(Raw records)

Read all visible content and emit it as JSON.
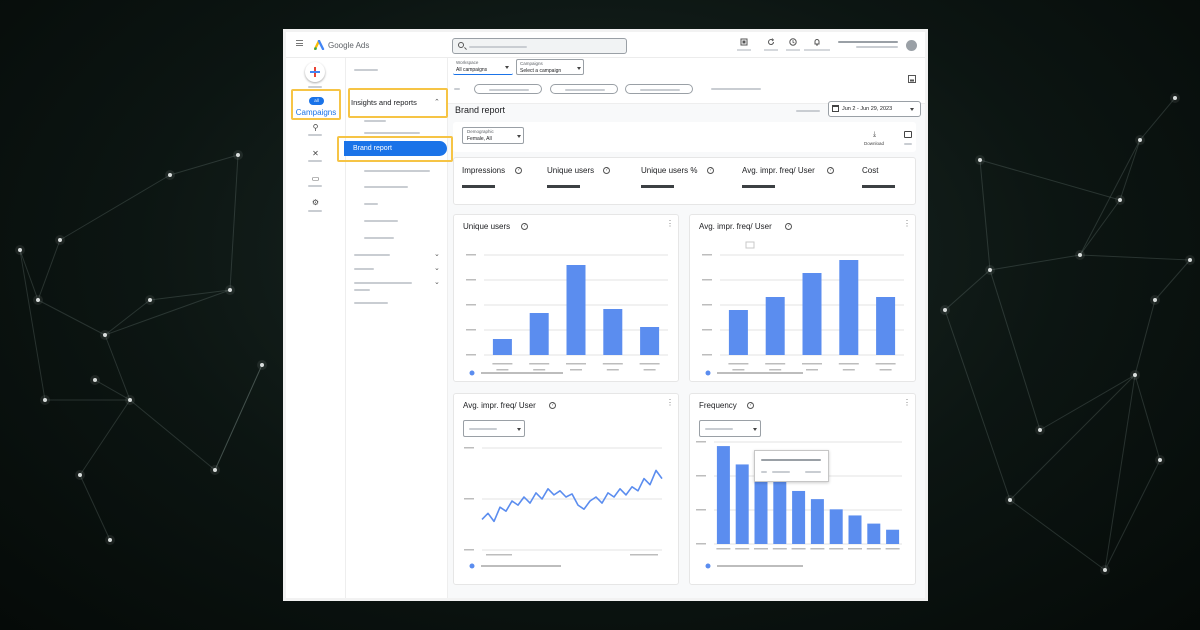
{
  "app": {
    "logo_text": "Google Ads",
    "brand_colors": {
      "blue": "#4285f4",
      "red": "#ea4335",
      "yellow": "#fbbc04",
      "green": "#34a853"
    }
  },
  "topbar": {
    "icons": [
      "menu-icon",
      "search-icon",
      "appearance-icon",
      "refresh-icon",
      "help-icon",
      "notifications-icon"
    ]
  },
  "rail": {
    "create_icon": "plus-icon",
    "campaigns_badge": "all",
    "campaigns_label": "Campaigns",
    "icons": [
      "goals-icon",
      "tools-icon",
      "billing-icon",
      "admin-icon"
    ]
  },
  "nav": {
    "section_title": "Insights and reports",
    "active_item": "Brand report"
  },
  "header": {
    "workspace": {
      "caption": "Workspace",
      "value": "All campaigns"
    },
    "campaigns": {
      "caption": "Campaigns",
      "value": "Select a campaign"
    },
    "page_title": "Brand report",
    "date_range": "Jun 2 - Jun 29, 2023"
  },
  "filters": {
    "demographic_caption": "Demographic",
    "demographic_value": "Female, All",
    "download_label": "Download"
  },
  "metrics": [
    {
      "label": "Impressions"
    },
    {
      "label": "Unique users"
    },
    {
      "label": "Unique users %"
    },
    {
      "label": "Avg. impr. freq/ User"
    },
    {
      "label": "Cost"
    }
  ],
  "accent_color": "#1a73e8",
  "highlight_color": "#f6c445",
  "chart_data": [
    {
      "type": "bar",
      "title": "Unique users",
      "values": [
        16,
        42,
        90,
        46,
        28
      ],
      "ylim": [
        0,
        100
      ],
      "color": "#5b8def"
    },
    {
      "type": "bar",
      "title": "Avg. impr. freq/ User",
      "values": [
        45,
        58,
        82,
        95,
        58
      ],
      "ylim": [
        0,
        100
      ],
      "color": "#5b8def"
    },
    {
      "type": "line",
      "title": "Avg. impr. freq/ User",
      "values": [
        30,
        36,
        28,
        42,
        38,
        48,
        44,
        52,
        46,
        56,
        50,
        60,
        54,
        58,
        52,
        55,
        44,
        40,
        48,
        52,
        46,
        56,
        52,
        60,
        54,
        62,
        58,
        70,
        64,
        78,
        70
      ],
      "ylim": [
        0,
        100
      ],
      "color": "#5b8def"
    },
    {
      "type": "bar",
      "title": "Frequency",
      "values": [
        96,
        78,
        70,
        62,
        52,
        44,
        34,
        28,
        20,
        14
      ],
      "ylim": [
        0,
        100
      ],
      "color": "#5b8def"
    }
  ]
}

-- Objective --
Write out the whole listing again, exactly, with no pictures.

-- Solution for this task --
Read all visible content and emit it as JSON.
{
  "app": {
    "logo_text": "Google Ads",
    "brand_colors": {
      "blue": "#4285f4",
      "red": "#ea4335",
      "yellow": "#fbbc04",
      "green": "#34a853"
    }
  },
  "topbar": {
    "icons": [
      "menu-icon",
      "search-icon",
      "appearance-icon",
      "refresh-icon",
      "help-icon",
      "notifications-icon"
    ]
  },
  "rail": {
    "create_icon": "plus-icon",
    "campaigns_badge": "all",
    "campaigns_label": "Campaigns",
    "icons": [
      "goals-icon",
      "tools-icon",
      "billing-icon",
      "admin-icon"
    ]
  },
  "nav": {
    "section_title": "Insights and reports",
    "active_item": "Brand report"
  },
  "header": {
    "workspace": {
      "caption": "Workspace",
      "value": "All campaigns"
    },
    "campaigns": {
      "caption": "Campaigns",
      "value": "Select a campaign"
    },
    "page_title": "Brand report",
    "date_range": "Jun 2 - Jun 29, 2023"
  },
  "filters": {
    "demographic_caption": "Demographic",
    "demographic_value": "Female, All",
    "download_label": "Download"
  },
  "metrics": [
    {
      "label": "Impressions"
    },
    {
      "label": "Unique users"
    },
    {
      "label": "Unique users %"
    },
    {
      "label": "Avg. impr. freq/ User"
    },
    {
      "label": "Cost"
    }
  ],
  "accent_color": "#1a73e8",
  "highlight_color": "#f6c445",
  "chart_data": [
    {
      "type": "bar",
      "title": "Unique users",
      "values": [
        16,
        42,
        90,
        46,
        28
      ],
      "ylim": [
        0,
        100
      ],
      "color": "#5b8def"
    },
    {
      "type": "bar",
      "title": "Avg. impr. freq/ User",
      "values": [
        45,
        58,
        82,
        95,
        58
      ],
      "ylim": [
        0,
        100
      ],
      "color": "#5b8def"
    },
    {
      "type": "line",
      "title": "Avg. impr. freq/ User",
      "values": [
        30,
        36,
        28,
        42,
        38,
        48,
        44,
        52,
        46,
        56,
        50,
        60,
        54,
        58,
        52,
        55,
        44,
        40,
        48,
        52,
        46,
        56,
        52,
        60,
        54,
        62,
        58,
        70,
        64,
        78,
        70
      ],
      "ylim": [
        0,
        100
      ],
      "color": "#5b8def"
    },
    {
      "type": "bar",
      "title": "Frequency",
      "values": [
        96,
        78,
        70,
        62,
        52,
        44,
        34,
        28,
        20,
        14
      ],
      "ylim": [
        0,
        100
      ],
      "color": "#5b8def"
    }
  ]
}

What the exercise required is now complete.